▶ _Objective_: Search the data below for "this"; list each line that holds it.

Extracted data entries:
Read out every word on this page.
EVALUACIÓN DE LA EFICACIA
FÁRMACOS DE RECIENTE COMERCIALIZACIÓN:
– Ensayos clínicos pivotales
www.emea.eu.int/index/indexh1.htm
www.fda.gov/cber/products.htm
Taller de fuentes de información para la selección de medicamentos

...

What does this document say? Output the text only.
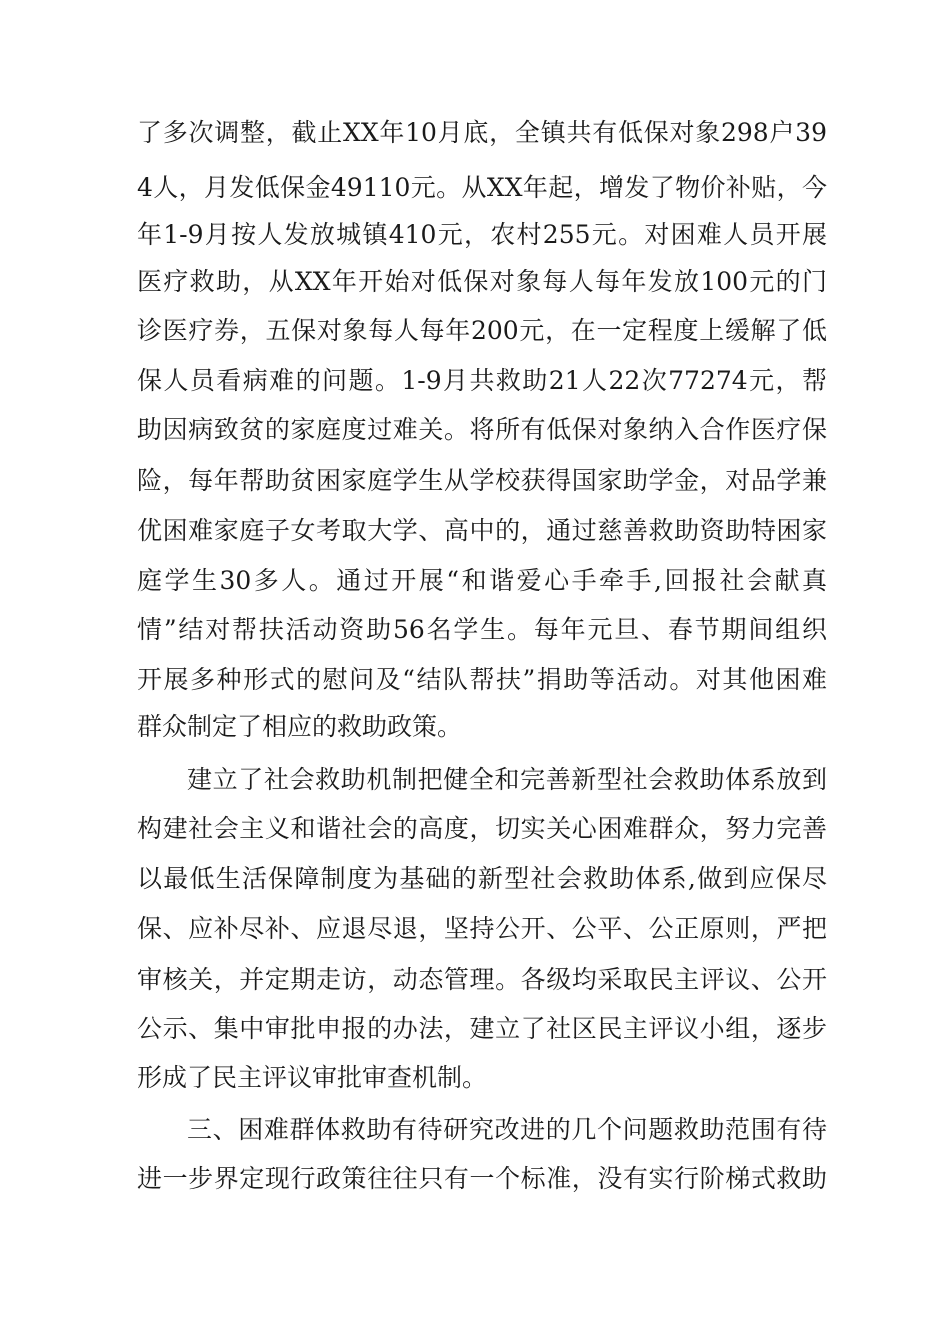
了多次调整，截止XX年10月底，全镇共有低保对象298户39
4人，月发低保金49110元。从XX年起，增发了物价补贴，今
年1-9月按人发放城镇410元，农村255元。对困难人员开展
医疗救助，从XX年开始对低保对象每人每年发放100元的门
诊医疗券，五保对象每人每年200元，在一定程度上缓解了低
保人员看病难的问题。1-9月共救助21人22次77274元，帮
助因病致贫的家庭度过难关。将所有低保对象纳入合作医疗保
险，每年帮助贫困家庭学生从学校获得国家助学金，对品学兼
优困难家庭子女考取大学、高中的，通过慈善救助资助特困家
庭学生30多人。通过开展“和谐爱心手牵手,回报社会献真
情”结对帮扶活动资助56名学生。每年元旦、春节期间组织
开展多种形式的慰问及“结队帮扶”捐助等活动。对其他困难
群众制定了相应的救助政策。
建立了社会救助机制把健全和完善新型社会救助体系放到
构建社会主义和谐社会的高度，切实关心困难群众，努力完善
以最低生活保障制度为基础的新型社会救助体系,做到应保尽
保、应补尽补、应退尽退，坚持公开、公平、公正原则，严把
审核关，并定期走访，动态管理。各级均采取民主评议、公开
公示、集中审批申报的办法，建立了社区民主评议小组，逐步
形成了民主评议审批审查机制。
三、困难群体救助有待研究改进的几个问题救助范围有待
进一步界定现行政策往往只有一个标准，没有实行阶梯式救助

▶ _Response_:
Read out every word on this page.
What does this document say? Output the text only.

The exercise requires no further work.